* What this task involves: Give the number of lines in the data that hold the word "member", and nothing else.

====================

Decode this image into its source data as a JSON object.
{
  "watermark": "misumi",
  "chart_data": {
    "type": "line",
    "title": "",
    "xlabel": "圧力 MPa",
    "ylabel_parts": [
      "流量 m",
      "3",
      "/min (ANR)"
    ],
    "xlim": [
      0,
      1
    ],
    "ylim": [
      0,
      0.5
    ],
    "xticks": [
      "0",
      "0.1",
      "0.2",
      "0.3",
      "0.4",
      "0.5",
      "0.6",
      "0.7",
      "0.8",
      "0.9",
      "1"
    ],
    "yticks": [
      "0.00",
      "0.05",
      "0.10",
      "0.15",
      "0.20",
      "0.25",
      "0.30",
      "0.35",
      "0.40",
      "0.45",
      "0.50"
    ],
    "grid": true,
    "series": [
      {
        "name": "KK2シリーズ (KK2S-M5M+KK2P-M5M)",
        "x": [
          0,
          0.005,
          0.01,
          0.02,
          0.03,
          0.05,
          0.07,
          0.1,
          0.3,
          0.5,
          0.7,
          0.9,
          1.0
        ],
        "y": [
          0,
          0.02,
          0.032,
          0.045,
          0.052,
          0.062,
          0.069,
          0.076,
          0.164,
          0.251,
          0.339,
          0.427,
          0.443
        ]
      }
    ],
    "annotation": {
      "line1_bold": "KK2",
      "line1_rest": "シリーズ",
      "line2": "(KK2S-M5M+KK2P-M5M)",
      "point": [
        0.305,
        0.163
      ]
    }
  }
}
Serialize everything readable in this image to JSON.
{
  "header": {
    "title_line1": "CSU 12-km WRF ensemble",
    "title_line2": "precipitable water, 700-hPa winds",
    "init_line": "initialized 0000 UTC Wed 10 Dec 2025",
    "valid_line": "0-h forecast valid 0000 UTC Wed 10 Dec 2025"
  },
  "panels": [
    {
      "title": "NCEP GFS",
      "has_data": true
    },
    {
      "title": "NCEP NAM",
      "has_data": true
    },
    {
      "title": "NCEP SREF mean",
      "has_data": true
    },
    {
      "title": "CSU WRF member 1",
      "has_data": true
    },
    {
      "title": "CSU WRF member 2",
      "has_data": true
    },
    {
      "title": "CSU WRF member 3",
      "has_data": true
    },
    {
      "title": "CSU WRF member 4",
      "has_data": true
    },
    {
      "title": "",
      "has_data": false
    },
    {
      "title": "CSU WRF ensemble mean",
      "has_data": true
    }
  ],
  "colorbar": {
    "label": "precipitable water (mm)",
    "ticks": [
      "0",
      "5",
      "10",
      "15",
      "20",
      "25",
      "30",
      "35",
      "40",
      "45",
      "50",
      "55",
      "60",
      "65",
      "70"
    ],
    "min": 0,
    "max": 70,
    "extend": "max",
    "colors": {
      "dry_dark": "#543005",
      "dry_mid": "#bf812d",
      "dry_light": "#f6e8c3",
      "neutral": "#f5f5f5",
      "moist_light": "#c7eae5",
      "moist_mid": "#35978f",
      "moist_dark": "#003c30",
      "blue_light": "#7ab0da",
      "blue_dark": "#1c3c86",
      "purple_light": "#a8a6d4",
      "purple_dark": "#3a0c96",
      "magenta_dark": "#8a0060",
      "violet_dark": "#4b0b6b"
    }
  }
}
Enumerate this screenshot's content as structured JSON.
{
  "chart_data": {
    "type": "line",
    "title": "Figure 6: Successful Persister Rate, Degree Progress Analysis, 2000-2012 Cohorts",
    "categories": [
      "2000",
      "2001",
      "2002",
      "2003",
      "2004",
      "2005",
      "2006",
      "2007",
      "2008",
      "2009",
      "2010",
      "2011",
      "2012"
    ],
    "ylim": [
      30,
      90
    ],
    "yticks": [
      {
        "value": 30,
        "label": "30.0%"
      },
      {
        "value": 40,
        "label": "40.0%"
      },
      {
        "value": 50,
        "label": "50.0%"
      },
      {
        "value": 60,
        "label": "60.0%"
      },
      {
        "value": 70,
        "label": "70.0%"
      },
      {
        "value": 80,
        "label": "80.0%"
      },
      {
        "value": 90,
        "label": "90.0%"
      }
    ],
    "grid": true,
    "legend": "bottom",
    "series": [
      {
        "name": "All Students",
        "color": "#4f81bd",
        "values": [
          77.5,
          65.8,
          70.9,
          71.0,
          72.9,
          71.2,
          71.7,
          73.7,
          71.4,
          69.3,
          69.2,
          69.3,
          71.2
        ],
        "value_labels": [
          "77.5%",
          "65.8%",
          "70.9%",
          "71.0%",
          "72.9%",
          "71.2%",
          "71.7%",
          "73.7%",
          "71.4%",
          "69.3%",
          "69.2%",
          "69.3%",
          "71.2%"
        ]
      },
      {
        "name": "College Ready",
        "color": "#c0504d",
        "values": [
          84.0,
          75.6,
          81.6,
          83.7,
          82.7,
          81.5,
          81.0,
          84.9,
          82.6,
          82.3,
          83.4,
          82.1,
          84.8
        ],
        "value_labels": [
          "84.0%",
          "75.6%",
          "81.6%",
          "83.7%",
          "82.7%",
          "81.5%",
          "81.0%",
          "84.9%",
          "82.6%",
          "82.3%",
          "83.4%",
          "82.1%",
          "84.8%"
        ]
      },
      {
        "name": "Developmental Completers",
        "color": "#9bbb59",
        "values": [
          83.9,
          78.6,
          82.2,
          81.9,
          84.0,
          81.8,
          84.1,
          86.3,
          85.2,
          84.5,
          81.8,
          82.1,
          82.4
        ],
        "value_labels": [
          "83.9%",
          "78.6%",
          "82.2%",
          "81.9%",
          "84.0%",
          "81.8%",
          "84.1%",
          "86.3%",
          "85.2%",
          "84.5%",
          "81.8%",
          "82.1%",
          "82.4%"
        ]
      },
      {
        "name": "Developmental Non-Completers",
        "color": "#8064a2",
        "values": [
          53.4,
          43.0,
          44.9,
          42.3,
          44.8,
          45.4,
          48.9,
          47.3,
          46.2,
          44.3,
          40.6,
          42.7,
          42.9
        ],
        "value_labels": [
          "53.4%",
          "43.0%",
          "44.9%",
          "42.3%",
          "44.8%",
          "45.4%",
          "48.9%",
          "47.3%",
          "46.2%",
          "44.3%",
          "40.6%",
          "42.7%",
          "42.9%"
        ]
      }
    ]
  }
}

====================

* Answer to the task: 4